* **Written instruction 1**
Decide whether each statement agrees with the roof design article: (a) the roof system was field-tested at Oak Ridge National Laboratory; (b) the passive ventilation scheme depends on moving parts; (c) the system helps only during summer. Answer yes or no for each, and quote the words from the article that settle it.

* **Reading text**

========

Something practical – new roof design saves energy

ORNL roof and attic design proves efficient in summer and winter


A new roof system field-tested at Oak Ridge National Laboratory improves efficiency using controls for radiation, convection and insulation, including a passive ventilation system that pulls air from the underbelly of the attic into an inclined air space above the roof.
By Emma Macmillan

OAK RIDGE, Tenn., Sep. 10, 2012 — A new kind of roof-and-attic system field-tested at the Department of Energy’s Oak Ridge National Laboratory keeps homes cool in summer and prevents heat loss in winter, a multi-seasonal efficiency uncommon in roof and attic design.

The system improves efficiency using controls for radiation, convection and insulation, including a passive ventilation system that pulls air from the underbelly of the attic into an inclined air space above the roof.

“Heat that would have gone into the house is carried up and out,” says Bill Miller of ORNL’s Building Envelope Group. “And with a passive ventilation scheme, there are no moving parts, so it’s guaranteed to work.”

========

* **Dataset rows**
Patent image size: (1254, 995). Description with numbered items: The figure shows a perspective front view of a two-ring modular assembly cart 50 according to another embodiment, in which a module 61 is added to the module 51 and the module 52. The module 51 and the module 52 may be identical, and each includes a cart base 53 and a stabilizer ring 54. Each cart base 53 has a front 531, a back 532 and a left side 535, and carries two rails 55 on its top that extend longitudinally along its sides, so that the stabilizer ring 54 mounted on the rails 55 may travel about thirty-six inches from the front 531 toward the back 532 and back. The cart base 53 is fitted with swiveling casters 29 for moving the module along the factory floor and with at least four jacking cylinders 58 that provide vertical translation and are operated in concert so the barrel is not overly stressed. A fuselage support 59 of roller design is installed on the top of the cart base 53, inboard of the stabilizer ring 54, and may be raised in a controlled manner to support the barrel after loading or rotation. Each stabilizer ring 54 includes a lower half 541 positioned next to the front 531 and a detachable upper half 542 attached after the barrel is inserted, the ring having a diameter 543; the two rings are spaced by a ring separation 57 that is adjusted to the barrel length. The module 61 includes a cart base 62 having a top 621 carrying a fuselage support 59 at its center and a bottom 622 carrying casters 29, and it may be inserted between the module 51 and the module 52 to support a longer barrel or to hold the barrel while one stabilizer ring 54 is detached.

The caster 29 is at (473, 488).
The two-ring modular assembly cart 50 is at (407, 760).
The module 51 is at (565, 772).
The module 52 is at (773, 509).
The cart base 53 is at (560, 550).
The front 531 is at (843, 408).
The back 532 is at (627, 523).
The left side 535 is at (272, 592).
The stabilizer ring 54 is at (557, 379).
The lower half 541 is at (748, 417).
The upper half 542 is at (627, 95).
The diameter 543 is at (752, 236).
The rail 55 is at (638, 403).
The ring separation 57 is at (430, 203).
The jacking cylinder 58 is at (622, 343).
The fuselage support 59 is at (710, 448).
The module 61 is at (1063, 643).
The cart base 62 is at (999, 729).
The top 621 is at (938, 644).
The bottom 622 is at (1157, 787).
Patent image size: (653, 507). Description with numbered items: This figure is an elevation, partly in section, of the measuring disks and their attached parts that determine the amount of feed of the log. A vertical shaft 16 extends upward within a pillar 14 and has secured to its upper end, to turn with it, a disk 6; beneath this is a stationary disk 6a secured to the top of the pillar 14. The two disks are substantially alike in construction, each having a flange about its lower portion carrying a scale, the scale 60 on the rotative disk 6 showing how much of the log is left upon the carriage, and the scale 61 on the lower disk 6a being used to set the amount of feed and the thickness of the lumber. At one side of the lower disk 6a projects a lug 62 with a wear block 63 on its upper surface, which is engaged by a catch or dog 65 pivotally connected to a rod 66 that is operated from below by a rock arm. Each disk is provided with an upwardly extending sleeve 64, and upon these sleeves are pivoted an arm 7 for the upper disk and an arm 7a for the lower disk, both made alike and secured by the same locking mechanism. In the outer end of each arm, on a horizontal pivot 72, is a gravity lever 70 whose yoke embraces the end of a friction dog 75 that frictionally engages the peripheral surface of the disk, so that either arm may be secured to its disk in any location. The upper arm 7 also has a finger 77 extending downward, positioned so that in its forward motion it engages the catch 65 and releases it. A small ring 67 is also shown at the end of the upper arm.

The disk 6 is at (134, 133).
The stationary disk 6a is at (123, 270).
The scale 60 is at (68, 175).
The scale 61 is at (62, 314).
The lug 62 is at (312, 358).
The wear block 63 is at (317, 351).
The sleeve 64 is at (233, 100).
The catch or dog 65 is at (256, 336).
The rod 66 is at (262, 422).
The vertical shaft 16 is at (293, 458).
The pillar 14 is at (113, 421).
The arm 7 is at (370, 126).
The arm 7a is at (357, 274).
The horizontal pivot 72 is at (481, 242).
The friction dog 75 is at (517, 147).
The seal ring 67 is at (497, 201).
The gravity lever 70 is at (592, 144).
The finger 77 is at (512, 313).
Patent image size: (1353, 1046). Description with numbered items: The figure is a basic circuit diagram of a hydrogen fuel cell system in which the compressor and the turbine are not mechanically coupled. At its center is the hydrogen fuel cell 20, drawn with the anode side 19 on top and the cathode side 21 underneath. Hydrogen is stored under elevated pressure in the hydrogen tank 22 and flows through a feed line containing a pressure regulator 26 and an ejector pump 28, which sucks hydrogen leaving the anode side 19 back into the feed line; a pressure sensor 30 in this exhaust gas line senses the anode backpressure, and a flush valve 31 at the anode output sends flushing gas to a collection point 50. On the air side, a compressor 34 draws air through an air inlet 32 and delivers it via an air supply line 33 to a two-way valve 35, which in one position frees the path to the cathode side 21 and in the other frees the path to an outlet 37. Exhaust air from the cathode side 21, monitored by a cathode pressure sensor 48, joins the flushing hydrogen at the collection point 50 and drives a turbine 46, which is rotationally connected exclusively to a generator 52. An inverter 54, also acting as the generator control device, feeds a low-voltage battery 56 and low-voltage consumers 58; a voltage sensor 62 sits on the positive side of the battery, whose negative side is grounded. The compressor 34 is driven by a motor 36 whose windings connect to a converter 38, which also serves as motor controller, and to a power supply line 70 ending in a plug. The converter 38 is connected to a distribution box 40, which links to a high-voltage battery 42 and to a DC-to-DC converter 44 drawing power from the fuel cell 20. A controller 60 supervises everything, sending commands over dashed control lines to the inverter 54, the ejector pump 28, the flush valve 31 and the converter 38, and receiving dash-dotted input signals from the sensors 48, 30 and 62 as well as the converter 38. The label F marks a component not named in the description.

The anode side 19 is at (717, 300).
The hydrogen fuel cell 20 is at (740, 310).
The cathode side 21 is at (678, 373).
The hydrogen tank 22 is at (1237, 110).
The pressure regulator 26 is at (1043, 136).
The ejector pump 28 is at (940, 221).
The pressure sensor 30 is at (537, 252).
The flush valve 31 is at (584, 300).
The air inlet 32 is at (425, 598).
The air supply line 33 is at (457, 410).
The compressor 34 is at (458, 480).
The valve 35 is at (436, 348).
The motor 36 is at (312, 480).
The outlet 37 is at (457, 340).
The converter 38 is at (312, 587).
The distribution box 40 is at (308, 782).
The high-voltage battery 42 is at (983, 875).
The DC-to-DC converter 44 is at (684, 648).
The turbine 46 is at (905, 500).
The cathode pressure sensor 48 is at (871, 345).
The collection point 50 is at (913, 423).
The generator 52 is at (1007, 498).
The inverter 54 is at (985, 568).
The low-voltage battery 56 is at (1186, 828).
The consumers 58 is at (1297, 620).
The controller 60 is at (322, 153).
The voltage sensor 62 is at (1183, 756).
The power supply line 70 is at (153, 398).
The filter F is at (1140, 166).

========

* **Written instruction 2**
In the dataset rows between the line holding "Patent image size: (1353, 1046)." and the line holding "The ejector pump 28 is at (940, 221).", inclusive, swap "circuit diagram" for "schematic" and give only those lines, leaving everything else unchanged.

* **Task result 1**
(a) Yes: "field-tested at the Department of Energy’s Oak Ridge National Laboratory"
(b) No: "with a passive ventilation scheme, there are no moving parts"
(c) No: "keeps homes cool in summer and prevents heat loss in winter"

* **Task result 2**
Patent image size: (1353, 1046). Description with numbered items: The figure is a basic schematic of a hydrogen fuel cell system in which the compressor and the turbine are not mechanically coupled. At its center is the hydrogen fuel cell 20, drawn with the anode side 19 on top and the cathode side 21 underneath. Hydrogen is stored under elevated pressure in the hydrogen tank 22 and flows through a feed line containing a pressure regulator 26 and an ejector pump 28, which sucks hydrogen leaving the anode side 19 back into the feed line; a pressure sensor 30 in this exhaust gas line senses the anode backpressure, and a flush valve 31 at the anode output sends flushing gas to a collection point 50. On the air side, a compressor 34 draws air through an air inlet 32 and delivers it via an air supply line 33 to a two-way valve 35, which in one position frees the path to the cathode side 21 and in the other frees the path to an outlet 37. Exhaust air from the cathode side 21, monitored by a cathode pressure sensor 48, joins the flushing hydrogen at the collection point 50 and drives a turbine 46, which is rotationally connected exclusively to a generator 52. An inverter 54, also acting as the generator control device, feeds a low-voltage battery 56 and low-voltage consumers 58; a voltage sensor 62 sits on the positive side of the battery, whose negative side is grounded. The compressor 34 is driven by a motor 36 whose windings connect to a converter 38, which also serves as motor controller, and to a power supply line 70 ending in a plug. The converter 38 is connected to a distribution box 40, which links to a high-voltage battery 42 and to a DC-to-DC converter 44 drawing power from the fuel cell 20. A controller 60 supervises everything, sending commands over dashed control lines to the inverter 54, the ejector pump 28, the flush valve 31 and the converter 38, and receiving dash-dotted input signals from the sensors 48, 30 and 62 as well as the converter 38. The label F marks a component not named in the description.

The anode side 19 is at (717, 300).
The hydrogen fuel cell 20 is at (740, 310).
The cathode side 21 is at (678, 373).
The hydrogen tank 22 is at (1237, 110).
The pressure regulator 26 is at (1043, 136).
The ejector pump 28 is at (940, 221).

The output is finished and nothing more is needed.